Excerpts from a layout annotation set
--------------------------------

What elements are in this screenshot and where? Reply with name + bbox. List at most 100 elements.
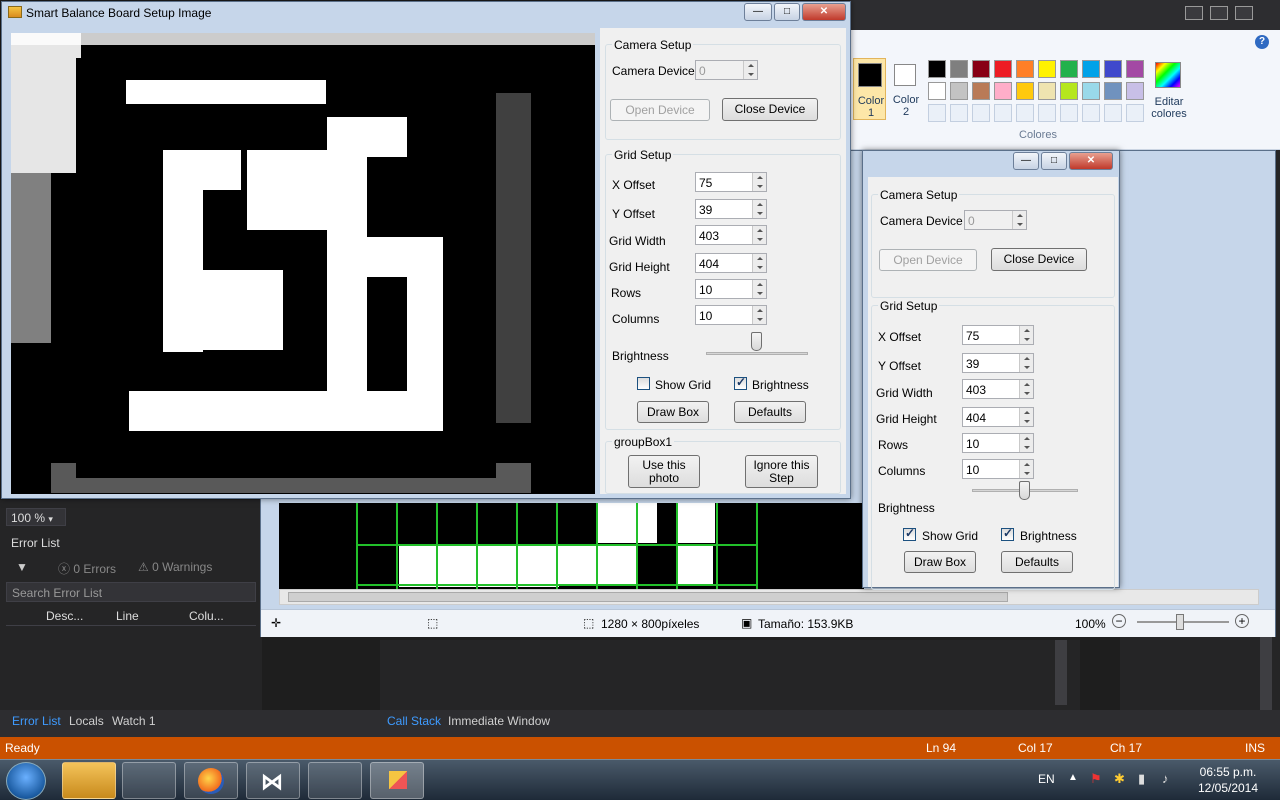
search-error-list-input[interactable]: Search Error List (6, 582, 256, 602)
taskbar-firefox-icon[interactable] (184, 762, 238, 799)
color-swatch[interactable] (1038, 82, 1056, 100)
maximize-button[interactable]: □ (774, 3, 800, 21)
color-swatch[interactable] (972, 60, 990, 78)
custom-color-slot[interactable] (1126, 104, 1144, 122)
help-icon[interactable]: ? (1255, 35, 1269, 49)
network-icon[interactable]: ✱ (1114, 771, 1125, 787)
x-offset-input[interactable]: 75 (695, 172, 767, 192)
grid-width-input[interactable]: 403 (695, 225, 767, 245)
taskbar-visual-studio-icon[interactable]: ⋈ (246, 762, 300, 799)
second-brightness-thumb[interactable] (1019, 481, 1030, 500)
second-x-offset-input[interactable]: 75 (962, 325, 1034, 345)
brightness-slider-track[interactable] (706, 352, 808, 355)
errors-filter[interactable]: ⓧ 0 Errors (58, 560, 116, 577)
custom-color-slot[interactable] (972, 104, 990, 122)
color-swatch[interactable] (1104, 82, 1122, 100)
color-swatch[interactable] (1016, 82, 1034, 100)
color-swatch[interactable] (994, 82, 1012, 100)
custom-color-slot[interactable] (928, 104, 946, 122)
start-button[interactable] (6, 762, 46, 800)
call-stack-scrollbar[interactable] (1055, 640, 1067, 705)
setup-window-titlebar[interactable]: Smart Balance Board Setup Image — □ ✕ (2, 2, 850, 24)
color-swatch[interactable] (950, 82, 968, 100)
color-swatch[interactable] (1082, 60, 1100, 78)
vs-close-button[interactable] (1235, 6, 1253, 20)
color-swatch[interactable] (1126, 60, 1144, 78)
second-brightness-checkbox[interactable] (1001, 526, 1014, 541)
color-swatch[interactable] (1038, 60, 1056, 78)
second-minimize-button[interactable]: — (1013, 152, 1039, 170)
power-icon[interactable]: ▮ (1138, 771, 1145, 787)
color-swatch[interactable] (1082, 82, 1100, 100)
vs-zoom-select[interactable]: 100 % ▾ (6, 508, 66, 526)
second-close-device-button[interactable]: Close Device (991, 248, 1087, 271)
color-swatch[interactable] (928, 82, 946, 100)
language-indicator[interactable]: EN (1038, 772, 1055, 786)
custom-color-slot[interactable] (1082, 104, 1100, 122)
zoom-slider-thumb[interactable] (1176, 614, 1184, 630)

--------------------------------

GIVEN EXERCISE: Pull out every line from the entries above that contains the string "slot", treating uppercase and lowercase as different.

REPLY:
custom-color-slot[interactable] (1126, 104, 1144, 122)
custom-color-slot[interactable] (972, 104, 990, 122)
custom-color-slot[interactable] (928, 104, 946, 122)
custom-color-slot[interactable] (1082, 104, 1100, 122)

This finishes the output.